> Directions for this task:
Tell how many lines have the string "your" in them, and write nothing besides the number.

> Record set:
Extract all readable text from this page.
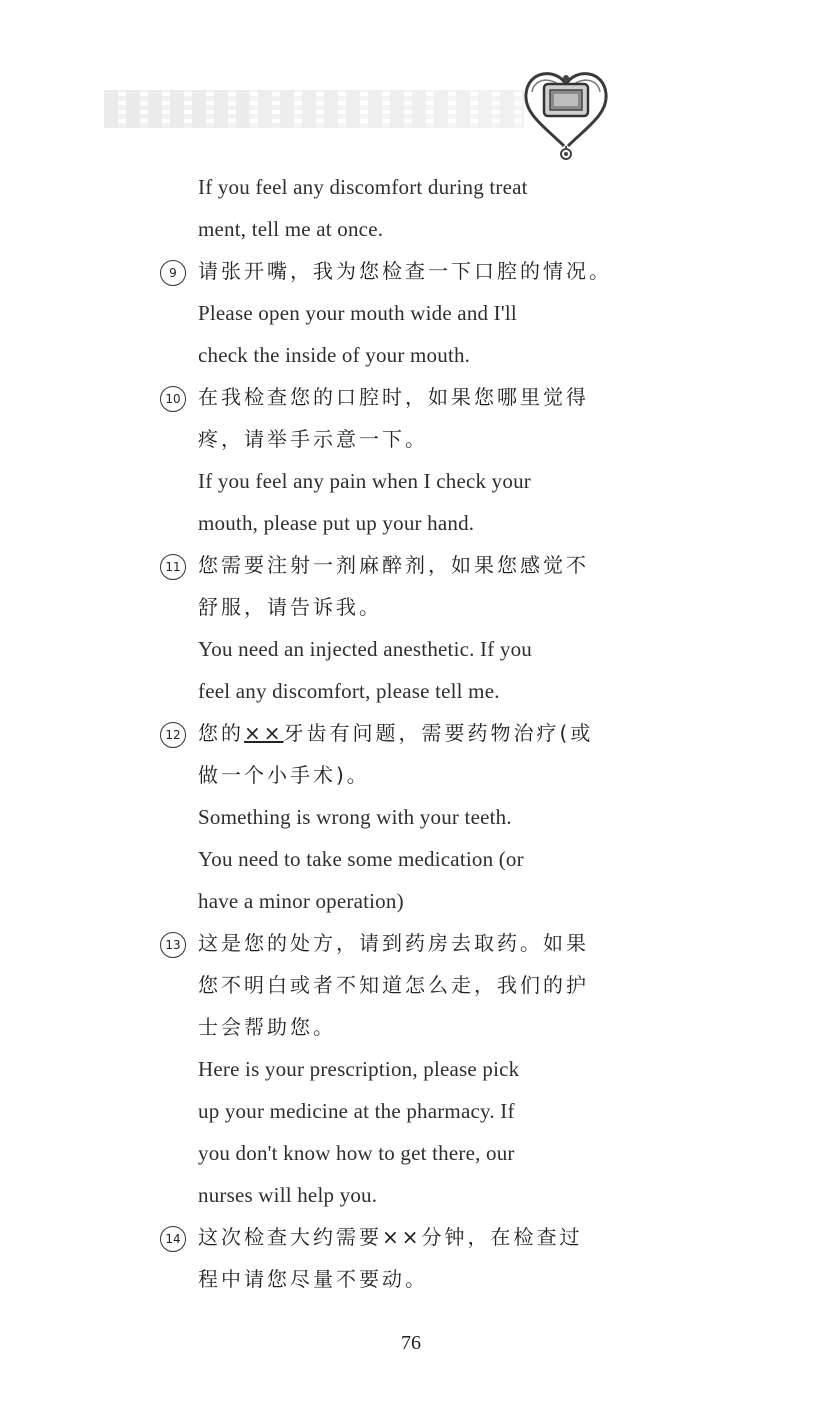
If you feel any discomfort during treat
ment, tell me at once.
9 请张开嘴，我为您检查一下口腔的情况。
Please open your mouth wide and I'll
check the inside of your mouth.
10 在我检查您的口腔时，如果您哪里觉得
疼，请举手示意一下。
If you feel any pain when I check your
mouth, please put up your hand.
11 您需要注射一剂麻醉剂，如果您感觉不
舒服，请告诉我。
You need an injected anesthetic. If you
feel any discomfort, please tell me.
12 您的××牙齿有问题，需要药物治疗(或
做一个小手术)。
Something is wrong with your teeth.
You need to take some medication (or
have a minor operation)
13 这是您的处方，请到药房去取药。如果
您不明白或者不知道怎么走，我们的护
士会帮助您。
Here is your prescription, please pick
up your medicine at the pharmacy. If
you don't know how to get there, our
nurses will help you.
14 这次检查大约需要××分钟，在检查过
程中请您尽量不要动。
76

> Output for this exercise:
7